Copy each line in the data that includes the word "victims".

————————

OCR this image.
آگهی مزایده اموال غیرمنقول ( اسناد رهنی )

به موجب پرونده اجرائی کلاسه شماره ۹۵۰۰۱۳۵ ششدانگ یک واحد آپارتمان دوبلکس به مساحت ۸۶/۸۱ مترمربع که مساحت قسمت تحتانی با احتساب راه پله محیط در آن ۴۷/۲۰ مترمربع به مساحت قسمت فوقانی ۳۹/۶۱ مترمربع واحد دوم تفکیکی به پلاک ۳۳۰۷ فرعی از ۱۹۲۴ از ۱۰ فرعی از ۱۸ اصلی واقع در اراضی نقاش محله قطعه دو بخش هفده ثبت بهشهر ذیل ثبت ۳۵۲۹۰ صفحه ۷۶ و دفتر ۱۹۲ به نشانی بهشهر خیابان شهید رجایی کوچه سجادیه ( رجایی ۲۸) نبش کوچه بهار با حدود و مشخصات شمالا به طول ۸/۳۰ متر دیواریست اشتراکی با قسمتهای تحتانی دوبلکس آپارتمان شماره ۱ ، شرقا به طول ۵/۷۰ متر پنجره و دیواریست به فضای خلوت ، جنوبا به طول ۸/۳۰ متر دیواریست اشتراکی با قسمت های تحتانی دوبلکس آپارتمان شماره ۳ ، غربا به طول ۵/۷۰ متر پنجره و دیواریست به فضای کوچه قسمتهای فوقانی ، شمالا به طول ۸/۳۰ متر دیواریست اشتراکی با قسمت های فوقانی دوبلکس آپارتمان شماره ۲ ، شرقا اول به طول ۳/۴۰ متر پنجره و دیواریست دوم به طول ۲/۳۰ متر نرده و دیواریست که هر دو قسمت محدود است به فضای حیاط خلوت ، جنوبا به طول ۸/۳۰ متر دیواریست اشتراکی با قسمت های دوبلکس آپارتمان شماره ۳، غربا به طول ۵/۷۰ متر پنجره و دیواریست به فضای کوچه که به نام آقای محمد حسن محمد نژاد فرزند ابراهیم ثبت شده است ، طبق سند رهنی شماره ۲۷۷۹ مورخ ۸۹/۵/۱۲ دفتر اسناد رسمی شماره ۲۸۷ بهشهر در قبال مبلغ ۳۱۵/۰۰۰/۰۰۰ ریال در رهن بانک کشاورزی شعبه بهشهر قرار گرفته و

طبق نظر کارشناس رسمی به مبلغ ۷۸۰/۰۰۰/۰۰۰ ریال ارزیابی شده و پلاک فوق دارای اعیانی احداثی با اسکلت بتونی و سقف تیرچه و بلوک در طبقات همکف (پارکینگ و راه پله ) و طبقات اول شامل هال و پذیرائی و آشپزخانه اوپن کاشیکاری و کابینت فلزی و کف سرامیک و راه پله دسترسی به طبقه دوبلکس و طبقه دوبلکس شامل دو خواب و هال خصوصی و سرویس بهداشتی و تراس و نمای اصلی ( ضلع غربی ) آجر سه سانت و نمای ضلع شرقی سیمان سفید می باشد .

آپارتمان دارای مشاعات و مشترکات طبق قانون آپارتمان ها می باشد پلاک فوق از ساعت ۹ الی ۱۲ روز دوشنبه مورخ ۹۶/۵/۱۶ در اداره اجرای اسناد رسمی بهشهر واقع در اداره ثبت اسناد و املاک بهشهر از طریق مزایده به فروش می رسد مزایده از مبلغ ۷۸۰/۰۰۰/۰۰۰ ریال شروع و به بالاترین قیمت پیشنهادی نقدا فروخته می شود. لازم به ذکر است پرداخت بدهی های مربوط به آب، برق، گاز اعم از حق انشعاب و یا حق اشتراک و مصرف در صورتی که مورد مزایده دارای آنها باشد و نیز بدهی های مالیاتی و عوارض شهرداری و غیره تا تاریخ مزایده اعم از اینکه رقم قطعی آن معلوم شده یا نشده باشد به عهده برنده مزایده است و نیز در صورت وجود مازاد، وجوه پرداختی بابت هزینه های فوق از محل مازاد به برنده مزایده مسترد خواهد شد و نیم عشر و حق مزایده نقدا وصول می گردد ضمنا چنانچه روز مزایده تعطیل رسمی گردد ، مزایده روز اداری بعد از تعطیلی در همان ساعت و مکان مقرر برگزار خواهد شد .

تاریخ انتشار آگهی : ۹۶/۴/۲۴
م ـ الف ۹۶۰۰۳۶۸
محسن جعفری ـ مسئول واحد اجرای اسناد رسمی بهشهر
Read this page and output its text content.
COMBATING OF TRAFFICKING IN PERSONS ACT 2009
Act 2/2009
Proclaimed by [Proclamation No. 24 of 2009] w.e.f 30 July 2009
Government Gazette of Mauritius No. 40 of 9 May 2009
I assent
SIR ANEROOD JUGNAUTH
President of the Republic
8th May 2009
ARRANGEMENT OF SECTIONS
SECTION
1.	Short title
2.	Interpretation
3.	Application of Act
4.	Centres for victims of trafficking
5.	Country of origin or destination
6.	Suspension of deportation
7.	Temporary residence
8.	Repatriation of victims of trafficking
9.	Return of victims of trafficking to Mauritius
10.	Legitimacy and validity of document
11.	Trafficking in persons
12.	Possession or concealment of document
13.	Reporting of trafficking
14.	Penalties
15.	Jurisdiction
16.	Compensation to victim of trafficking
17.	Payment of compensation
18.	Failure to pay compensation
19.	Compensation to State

————————

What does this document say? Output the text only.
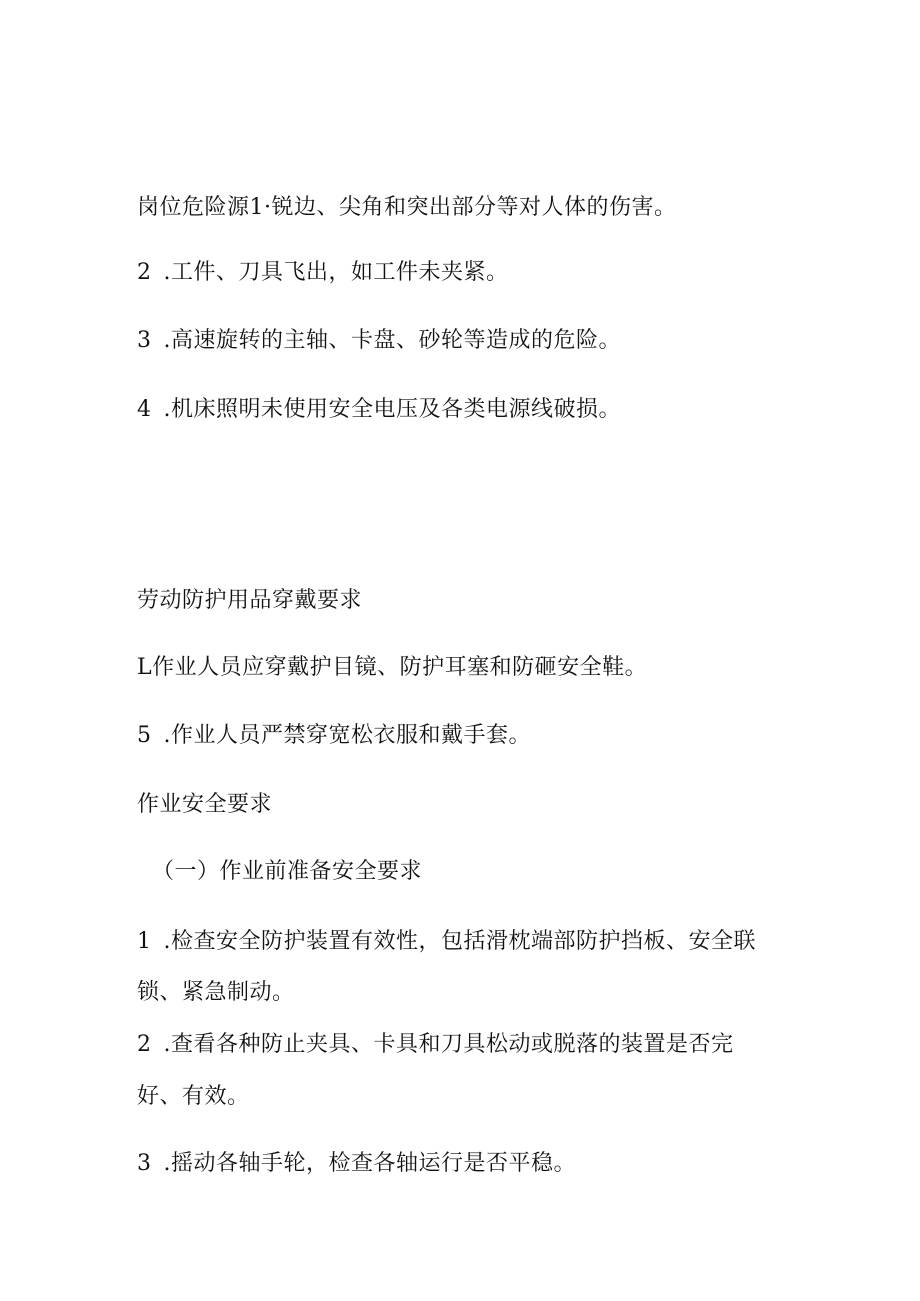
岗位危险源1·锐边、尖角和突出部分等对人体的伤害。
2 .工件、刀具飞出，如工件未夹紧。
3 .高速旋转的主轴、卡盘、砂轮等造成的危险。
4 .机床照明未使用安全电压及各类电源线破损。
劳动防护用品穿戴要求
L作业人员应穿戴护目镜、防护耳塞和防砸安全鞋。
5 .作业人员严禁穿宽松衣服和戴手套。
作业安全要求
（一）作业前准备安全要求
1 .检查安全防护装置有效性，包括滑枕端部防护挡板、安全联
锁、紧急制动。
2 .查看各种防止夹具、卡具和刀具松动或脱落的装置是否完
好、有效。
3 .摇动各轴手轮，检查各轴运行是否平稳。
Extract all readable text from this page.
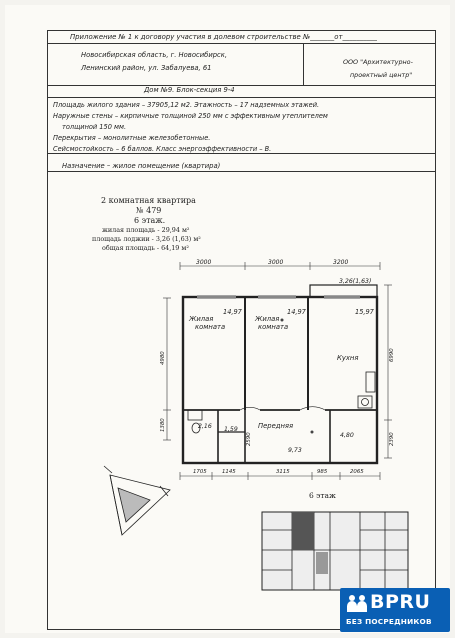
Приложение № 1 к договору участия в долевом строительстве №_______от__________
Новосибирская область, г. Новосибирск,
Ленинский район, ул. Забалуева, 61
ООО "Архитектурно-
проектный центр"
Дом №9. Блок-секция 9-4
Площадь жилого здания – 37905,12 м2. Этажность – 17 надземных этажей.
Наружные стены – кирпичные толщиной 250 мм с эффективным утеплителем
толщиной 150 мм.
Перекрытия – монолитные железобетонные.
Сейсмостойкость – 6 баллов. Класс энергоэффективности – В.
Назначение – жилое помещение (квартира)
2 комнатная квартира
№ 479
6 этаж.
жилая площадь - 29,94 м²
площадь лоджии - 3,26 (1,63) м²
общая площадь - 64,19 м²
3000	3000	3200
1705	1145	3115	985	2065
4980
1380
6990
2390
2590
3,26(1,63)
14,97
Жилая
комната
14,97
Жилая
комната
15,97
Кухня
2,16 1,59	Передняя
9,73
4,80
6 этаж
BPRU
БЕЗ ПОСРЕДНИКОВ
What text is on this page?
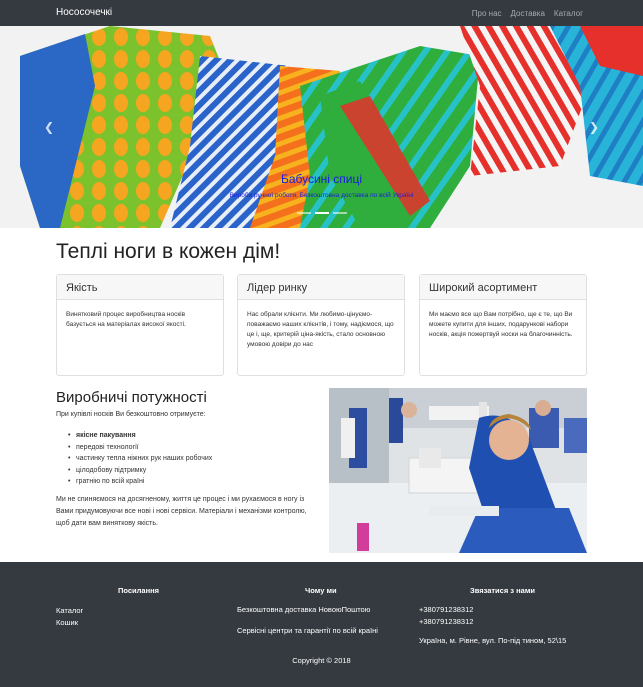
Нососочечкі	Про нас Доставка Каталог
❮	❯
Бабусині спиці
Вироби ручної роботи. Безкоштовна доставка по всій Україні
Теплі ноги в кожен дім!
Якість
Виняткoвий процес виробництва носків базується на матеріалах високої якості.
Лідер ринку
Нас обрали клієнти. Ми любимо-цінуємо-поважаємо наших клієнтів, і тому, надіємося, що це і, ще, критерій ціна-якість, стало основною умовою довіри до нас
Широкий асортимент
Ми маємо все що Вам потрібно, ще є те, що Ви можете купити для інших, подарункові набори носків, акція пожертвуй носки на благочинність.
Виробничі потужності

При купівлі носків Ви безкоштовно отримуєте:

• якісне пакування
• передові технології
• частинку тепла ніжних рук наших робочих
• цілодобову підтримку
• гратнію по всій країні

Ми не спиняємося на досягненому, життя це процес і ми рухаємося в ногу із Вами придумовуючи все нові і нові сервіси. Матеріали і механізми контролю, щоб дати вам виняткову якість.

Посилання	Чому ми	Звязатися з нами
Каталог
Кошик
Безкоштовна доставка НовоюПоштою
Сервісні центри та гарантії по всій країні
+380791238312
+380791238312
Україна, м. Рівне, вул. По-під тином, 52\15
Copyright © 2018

————————

Output of the task
4.	Centres for victims of trafficking
8.	Repatriation of victims of trafficking
9.	Return of victims of trafficking to Mauritius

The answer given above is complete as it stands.